◆ Raw data ◆
^^^^^^^^

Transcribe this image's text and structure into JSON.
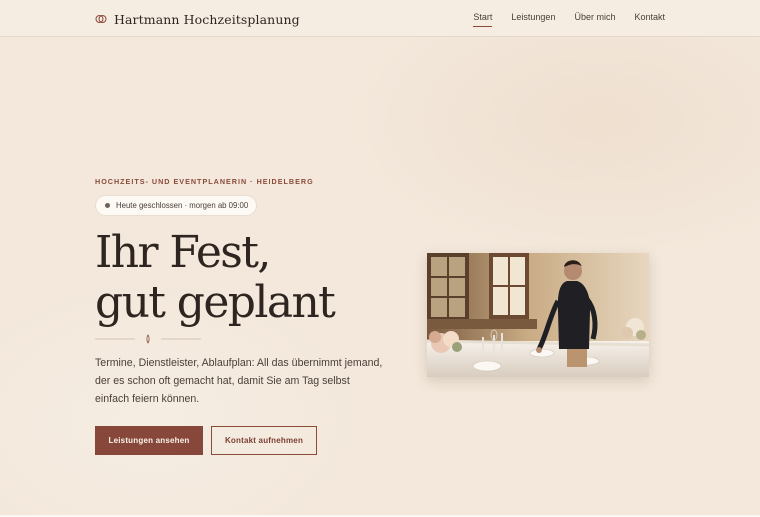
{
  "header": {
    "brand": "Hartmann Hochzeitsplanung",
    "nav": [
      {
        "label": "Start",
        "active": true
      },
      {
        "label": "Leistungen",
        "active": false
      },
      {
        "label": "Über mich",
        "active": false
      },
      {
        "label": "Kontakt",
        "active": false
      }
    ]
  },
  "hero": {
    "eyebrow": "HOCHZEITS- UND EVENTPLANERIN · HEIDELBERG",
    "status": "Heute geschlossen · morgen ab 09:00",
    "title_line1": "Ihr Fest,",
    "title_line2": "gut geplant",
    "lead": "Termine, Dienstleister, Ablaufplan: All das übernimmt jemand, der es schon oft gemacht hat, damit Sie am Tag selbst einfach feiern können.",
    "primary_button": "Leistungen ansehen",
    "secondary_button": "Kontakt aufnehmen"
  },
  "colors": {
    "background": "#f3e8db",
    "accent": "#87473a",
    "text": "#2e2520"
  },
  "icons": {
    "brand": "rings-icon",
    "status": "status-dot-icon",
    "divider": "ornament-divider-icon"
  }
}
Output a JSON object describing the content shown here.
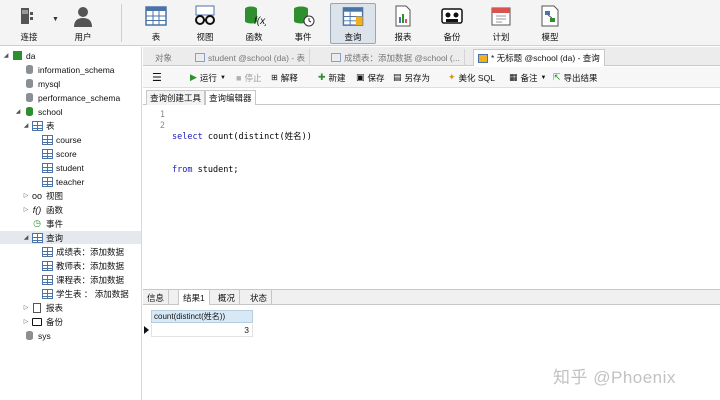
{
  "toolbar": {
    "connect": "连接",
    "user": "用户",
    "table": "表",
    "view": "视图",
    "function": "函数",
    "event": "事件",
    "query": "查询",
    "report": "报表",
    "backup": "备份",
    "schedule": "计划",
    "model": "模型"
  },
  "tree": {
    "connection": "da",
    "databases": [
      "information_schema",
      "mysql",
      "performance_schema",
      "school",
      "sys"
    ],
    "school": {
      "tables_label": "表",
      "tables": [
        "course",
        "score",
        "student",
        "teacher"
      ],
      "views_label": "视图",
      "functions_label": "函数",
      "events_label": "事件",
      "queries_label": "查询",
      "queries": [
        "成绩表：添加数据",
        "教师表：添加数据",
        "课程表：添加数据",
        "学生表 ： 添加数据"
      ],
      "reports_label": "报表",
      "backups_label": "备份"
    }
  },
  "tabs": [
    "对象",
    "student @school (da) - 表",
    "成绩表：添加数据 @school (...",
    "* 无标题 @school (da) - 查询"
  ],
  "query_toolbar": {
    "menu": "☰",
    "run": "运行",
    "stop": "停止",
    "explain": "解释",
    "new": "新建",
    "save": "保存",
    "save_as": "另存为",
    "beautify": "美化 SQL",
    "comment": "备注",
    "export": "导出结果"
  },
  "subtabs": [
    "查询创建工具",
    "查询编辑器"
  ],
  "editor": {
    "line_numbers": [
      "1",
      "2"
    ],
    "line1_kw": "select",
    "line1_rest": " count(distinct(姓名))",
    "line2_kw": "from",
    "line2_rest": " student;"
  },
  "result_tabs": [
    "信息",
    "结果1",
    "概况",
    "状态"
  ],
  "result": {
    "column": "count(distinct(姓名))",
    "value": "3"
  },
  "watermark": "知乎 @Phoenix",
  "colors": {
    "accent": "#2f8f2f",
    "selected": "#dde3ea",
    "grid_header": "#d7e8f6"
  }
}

^^^^^^^^

◆ Aim of the exercise ◆
The records above need to be restated word for word, with the pictures left out.

◆ Exercise solution ◆
Transcribe this image's text and structure into JSON.
{
  "header": {
    "brand": "Hartmann Hochzeitsplanung",
    "nav": [
      {
        "label": "Start",
        "active": true
      },
      {
        "label": "Leistungen",
        "active": false
      },
      {
        "label": "Über mich",
        "active": false
      },
      {
        "label": "Kontakt",
        "active": false
      }
    ]
  },
  "hero": {
    "eyebrow": "HOCHZEITS- UND EVENTPLANERIN · HEIDELBERG",
    "status": "Heute geschlossen · morgen ab 09:00",
    "title_line1": "Ihr Fest,",
    "title_line2": "gut geplant",
    "lead": "Termine, Dienstleister, Ablaufplan: All das übernimmt jemand, der es schon oft gemacht hat, damit Sie am Tag selbst einfach feiern können.",
    "primary_button": "Leistungen ansehen",
    "secondary_button": "Kontakt aufnehmen"
  },
  "colors": {
    "background": "#f3e8db",
    "accent": "#87473a",
    "text": "#2e2520"
  },
  "icons": {
    "brand": "rings-icon",
    "status": "status-dot-icon",
    "divider": "ornament-divider-icon"
  }
}
Output a JSON object describing the content shown here.
{
  "toolbar": {
    "connect": "连接",
    "user": "用户",
    "table": "表",
    "view": "视图",
    "function": "函数",
    "event": "事件",
    "query": "查询",
    "report": "报表",
    "backup": "备份",
    "schedule": "计划",
    "model": "模型"
  },
  "tree": {
    "connection": "da",
    "databases": [
      "information_schema",
      "mysql",
      "performance_schema",
      "school",
      "sys"
    ],
    "school": {
      "tables_label": "表",
      "tables": [
        "course",
        "score",
        "student",
        "teacher"
      ],
      "views_label": "视图",
      "functions_label": "函数",
      "events_label": "事件",
      "queries_label": "查询",
      "queries": [
        "成绩表：添加数据",
        "教师表：添加数据",
        "课程表：添加数据",
        "学生表 ： 添加数据"
      ],
      "reports_label": "报表",
      "backups_label": "备份"
    }
  },
  "tabs": [
    "对象",
    "student @school (da) - 表",
    "成绩表：添加数据 @school (...",
    "* 无标题 @school (da) - 查询"
  ],
  "query_toolbar": {
    "menu": "☰",
    "run": "运行",
    "stop": "停止",
    "explain": "解释",
    "new": "新建",
    "save": "保存",
    "save_as": "另存为",
    "beautify": "美化 SQL",
    "comment": "备注",
    "export": "导出结果"
  },
  "subtabs": [
    "查询创建工具",
    "查询编辑器"
  ],
  "editor": {
    "line_numbers": [
      "1",
      "2"
    ],
    "line1_kw": "select",
    "line1_rest": " count(distinct(姓名))",
    "line2_kw": "from",
    "line2_rest": " student;"
  },
  "result_tabs": [
    "信息",
    "结果1",
    "概况",
    "状态"
  ],
  "result": {
    "column": "count(distinct(姓名))",
    "value": "3"
  },
  "watermark": "知乎 @Phoenix",
  "colors": {
    "accent": "#2f8f2f",
    "selected": "#dde3ea",
    "grid_header": "#d7e8f6"
  }
}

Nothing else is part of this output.